• RECORDS SUPPLIED
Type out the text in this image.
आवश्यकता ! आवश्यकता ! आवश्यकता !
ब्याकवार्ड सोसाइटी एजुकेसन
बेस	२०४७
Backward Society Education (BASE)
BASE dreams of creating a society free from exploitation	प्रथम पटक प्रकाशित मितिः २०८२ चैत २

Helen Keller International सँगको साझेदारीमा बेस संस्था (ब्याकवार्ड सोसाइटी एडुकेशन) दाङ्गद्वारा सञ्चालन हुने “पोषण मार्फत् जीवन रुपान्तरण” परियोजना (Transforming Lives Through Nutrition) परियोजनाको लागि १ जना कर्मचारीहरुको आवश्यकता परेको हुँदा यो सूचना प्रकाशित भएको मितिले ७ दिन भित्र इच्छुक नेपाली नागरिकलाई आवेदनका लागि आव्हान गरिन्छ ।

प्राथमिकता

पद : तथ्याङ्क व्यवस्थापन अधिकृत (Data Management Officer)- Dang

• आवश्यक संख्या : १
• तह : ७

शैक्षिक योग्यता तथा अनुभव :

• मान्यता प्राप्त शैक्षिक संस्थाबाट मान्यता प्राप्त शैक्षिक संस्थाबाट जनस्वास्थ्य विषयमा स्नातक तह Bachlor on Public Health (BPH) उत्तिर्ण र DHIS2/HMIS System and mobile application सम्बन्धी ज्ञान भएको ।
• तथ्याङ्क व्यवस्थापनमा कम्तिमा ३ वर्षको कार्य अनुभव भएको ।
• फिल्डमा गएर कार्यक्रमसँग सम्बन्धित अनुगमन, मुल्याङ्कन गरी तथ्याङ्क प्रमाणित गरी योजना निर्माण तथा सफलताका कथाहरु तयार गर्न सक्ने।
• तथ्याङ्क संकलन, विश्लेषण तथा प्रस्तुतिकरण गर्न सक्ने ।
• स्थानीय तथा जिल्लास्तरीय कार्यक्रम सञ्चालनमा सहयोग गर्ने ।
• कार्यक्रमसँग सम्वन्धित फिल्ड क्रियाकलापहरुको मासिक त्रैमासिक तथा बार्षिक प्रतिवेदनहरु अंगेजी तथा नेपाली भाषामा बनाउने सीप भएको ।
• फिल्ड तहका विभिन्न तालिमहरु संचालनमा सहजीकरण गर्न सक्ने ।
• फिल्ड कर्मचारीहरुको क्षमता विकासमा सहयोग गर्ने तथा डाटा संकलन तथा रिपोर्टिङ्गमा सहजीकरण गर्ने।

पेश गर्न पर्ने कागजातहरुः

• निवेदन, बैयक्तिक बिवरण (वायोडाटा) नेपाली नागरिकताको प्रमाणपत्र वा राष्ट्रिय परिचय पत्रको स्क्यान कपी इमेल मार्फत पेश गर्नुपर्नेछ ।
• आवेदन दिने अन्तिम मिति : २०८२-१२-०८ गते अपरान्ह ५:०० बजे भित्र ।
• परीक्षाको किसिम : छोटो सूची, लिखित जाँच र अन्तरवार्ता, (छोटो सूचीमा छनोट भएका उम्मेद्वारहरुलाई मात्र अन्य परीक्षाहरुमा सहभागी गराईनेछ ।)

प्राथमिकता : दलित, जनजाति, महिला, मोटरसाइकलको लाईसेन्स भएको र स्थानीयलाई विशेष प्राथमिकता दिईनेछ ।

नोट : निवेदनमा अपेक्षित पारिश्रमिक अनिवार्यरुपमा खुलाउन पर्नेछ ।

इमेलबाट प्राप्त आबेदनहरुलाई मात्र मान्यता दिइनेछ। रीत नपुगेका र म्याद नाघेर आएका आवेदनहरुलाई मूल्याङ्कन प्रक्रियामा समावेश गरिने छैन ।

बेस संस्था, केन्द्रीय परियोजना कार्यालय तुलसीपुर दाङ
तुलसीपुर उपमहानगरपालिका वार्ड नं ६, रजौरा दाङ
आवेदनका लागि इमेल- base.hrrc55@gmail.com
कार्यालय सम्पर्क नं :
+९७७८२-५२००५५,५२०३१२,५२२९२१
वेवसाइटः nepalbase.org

• PROBLEM TO SOLVE
Pick out each line containing the string "दनहर" and copy it.

• THE REPLY
• कार्यक्रमसँग सम्वन्धित फिल्ड क्रियाकलापहरुको मासिक त्रैमासिक तथा बार्षिक प्रतिवेदनहरु अंगेजी तथा नेपाली भाषामा बनाउने सीप भएको ।
इमेलबाट प्राप्त आबेदनहरुलाई मात्र मान्यता दिइनेछ। रीत नपुगेका र म्याद नाघेर आएका आवेदनहरुलाई मूल्याङ्कन प्रक्रियामा समावेश गरिने छैन ।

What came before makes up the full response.